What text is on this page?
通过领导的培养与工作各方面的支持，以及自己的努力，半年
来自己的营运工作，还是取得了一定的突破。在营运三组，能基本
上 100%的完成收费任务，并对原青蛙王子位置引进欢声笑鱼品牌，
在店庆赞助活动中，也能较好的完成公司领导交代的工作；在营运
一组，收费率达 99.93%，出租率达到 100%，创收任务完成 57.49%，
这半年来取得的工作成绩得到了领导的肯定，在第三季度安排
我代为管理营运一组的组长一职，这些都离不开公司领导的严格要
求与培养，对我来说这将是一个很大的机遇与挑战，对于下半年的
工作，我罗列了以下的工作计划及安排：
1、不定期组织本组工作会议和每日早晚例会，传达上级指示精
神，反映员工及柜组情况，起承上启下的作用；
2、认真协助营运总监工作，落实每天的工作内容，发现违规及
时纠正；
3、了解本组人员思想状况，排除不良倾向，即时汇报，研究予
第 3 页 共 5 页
====
• _Goal of the exercise_: Set all of the records down again, exactly as they stand.

• _Finished task_:
What text is on this page?
通过领导的培养与工作各方面的支持，以及自己的努力，半年
来自己的营运工作，还是取得了一定的突破。在营运三组，能基本
上 100%的完成收费任务，并对原青蛙王子位置引进欢声笑鱼品牌，
在店庆赞助活动中，也能较好的完成公司领导交代的工作；在营运
一组，收费率达 99.93%，出租率达到 100%，创收任务完成 57.49%，
这半年来取得的工作成绩得到了领导的肯定，在第三季度安排
我代为管理营运一组的组长一职，这些都离不开公司领导的严格要
求与培养，对我来说这将是一个很大的机遇与挑战，对于下半年的
工作，我罗列了以下的工作计划及安排：
1、不定期组织本组工作会议和每日早晚例会，传达上级指示精
神，反映员工及柜组情况，起承上启下的作用；
2、认真协助营运总监工作，落实每天的工作内容，发现违规及
时纠正；
3、了解本组人员思想状况，排除不良倾向，即时汇报，研究予
第 3 页 共 5 页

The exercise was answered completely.